** START Data extract **
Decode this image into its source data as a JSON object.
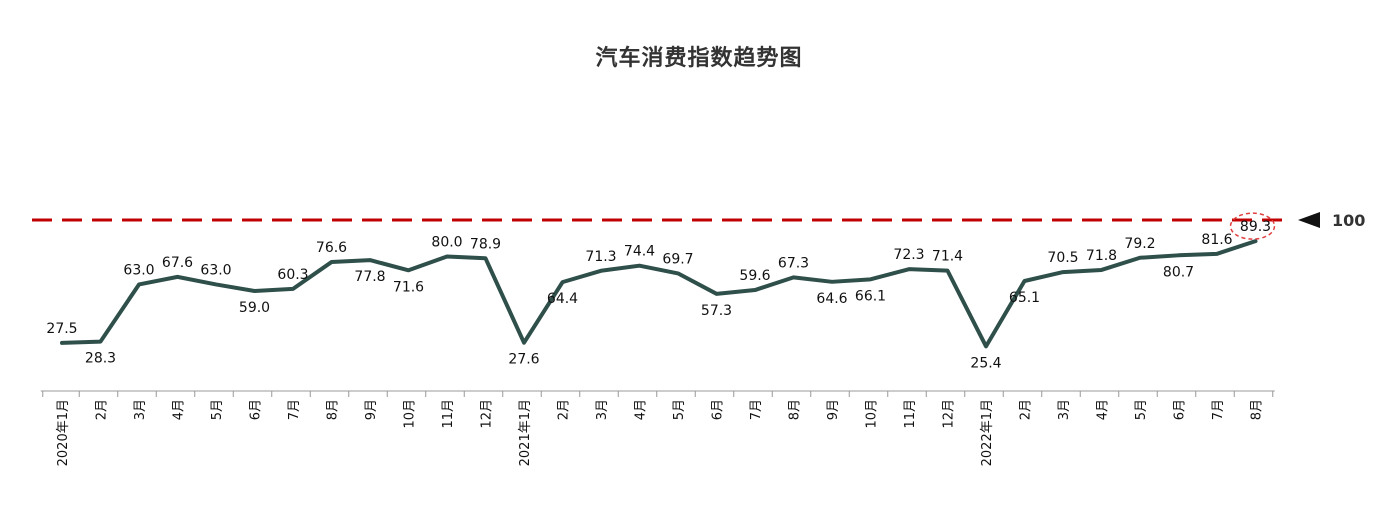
{
  "chart_data": {
    "type": "line",
    "title": "汽车消费指数趋势图",
    "xlabel": "",
    "ylabel": "",
    "categories": [
      "2020年1月",
      "2月",
      "3月",
      "4月",
      "5月",
      "6月",
      "7月",
      "8月",
      "9月",
      "10月",
      "11月",
      "12月",
      "2021年1月",
      "2月",
      "3月",
      "4月",
      "5月",
      "6月",
      "7月",
      "8月",
      "9月",
      "10月",
      "11月",
      "12月",
      "2022年1月",
      "2月",
      "3月",
      "4月",
      "5月",
      "6月",
      "7月",
      "8月"
    ],
    "series": [
      {
        "values": [
          27.5,
          28.3,
          63.0,
          67.6,
          63.0,
          59.0,
          60.3,
          76.6,
          77.8,
          71.6,
          80.0,
          78.9,
          27.6,
          64.4,
          71.3,
          74.4,
          69.7,
          57.3,
          59.6,
          67.3,
          64.6,
          66.1,
          72.3,
          71.4,
          25.4,
          65.1,
          70.5,
          71.8,
          79.2,
          80.7,
          81.6,
          89.3
        ],
        "labels": [
          "27.5",
          "28.3",
          "63.0",
          "67.6",
          "63.0",
          "59.0",
          "60.3",
          "76.6",
          "77.8",
          "71.6",
          "80.0",
          "78.9",
          "27.6",
          "64.4",
          "71.3",
          "74.4",
          "69.7",
          "57.3",
          "59.6",
          "67.3",
          "64.6",
          "66.1",
          "72.3",
          "71.4",
          "25.4",
          "65.1",
          "70.5",
          "71.8",
          "79.2",
          "80.7",
          "81.6",
          "89.3"
        ],
        "label_pos": [
          "above",
          "below",
          "above",
          "above",
          "above",
          "below",
          "above",
          "above",
          "below",
          "below",
          "above",
          "above",
          "below",
          "below",
          "above",
          "above",
          "above",
          "below",
          "above",
          "above",
          "below",
          "below",
          "above",
          "above",
          "below",
          "below",
          "above",
          "above",
          "above",
          "below",
          "above",
          "above"
        ],
        "color": "#2f4f4a"
      }
    ],
    "reference_line": {
      "value": 100,
      "label": "100",
      "color": "#c00000"
    },
    "highlight_index": 31,
    "grid": false,
    "legend": "none"
  }
}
** END Data extract **
Images do not belong in the copy; reproduce all other parts of the records above verbatim.

◆ **Exercise solution**:
Decode this image into its source data as a JSON object.
{
  "chart_data": {
    "type": "line",
    "title": "汽车消费指数趋势图",
    "xlabel": "",
    "ylabel": "",
    "categories": [
      "2020年1月",
      "2月",
      "3月",
      "4月",
      "5月",
      "6月",
      "7月",
      "8月",
      "9月",
      "10月",
      "11月",
      "12月",
      "2021年1月",
      "2月",
      "3月",
      "4月",
      "5月",
      "6月",
      "7月",
      "8月",
      "9月",
      "10月",
      "11月",
      "12月",
      "2022年1月",
      "2月",
      "3月",
      "4月",
      "5月",
      "6月",
      "7月",
      "8月"
    ],
    "series": [
      {
        "values": [
          27.5,
          28.3,
          63.0,
          67.6,
          63.0,
          59.0,
          60.3,
          76.6,
          77.8,
          71.6,
          80.0,
          78.9,
          27.6,
          64.4,
          71.3,
          74.4,
          69.7,
          57.3,
          59.6,
          67.3,
          64.6,
          66.1,
          72.3,
          71.4,
          25.4,
          65.1,
          70.5,
          71.8,
          79.2,
          80.7,
          81.6,
          89.3
        ],
        "labels": [
          "27.5",
          "28.3",
          "63.0",
          "67.6",
          "63.0",
          "59.0",
          "60.3",
          "76.6",
          "77.8",
          "71.6",
          "80.0",
          "78.9",
          "27.6",
          "64.4",
          "71.3",
          "74.4",
          "69.7",
          "57.3",
          "59.6",
          "67.3",
          "64.6",
          "66.1",
          "72.3",
          "71.4",
          "25.4",
          "65.1",
          "70.5",
          "71.8",
          "79.2",
          "80.7",
          "81.6",
          "89.3"
        ],
        "label_pos": [
          "above",
          "below",
          "above",
          "above",
          "above",
          "below",
          "above",
          "above",
          "below",
          "below",
          "above",
          "above",
          "below",
          "below",
          "above",
          "above",
          "above",
          "below",
          "above",
          "above",
          "below",
          "below",
          "above",
          "above",
          "below",
          "below",
          "above",
          "above",
          "above",
          "below",
          "above",
          "above"
        ],
        "color": "#2f4f4a"
      }
    ],
    "reference_line": {
      "value": 100,
      "label": "100",
      "color": "#c00000"
    },
    "highlight_index": 31,
    "grid": false,
    "legend": "none"
  }
}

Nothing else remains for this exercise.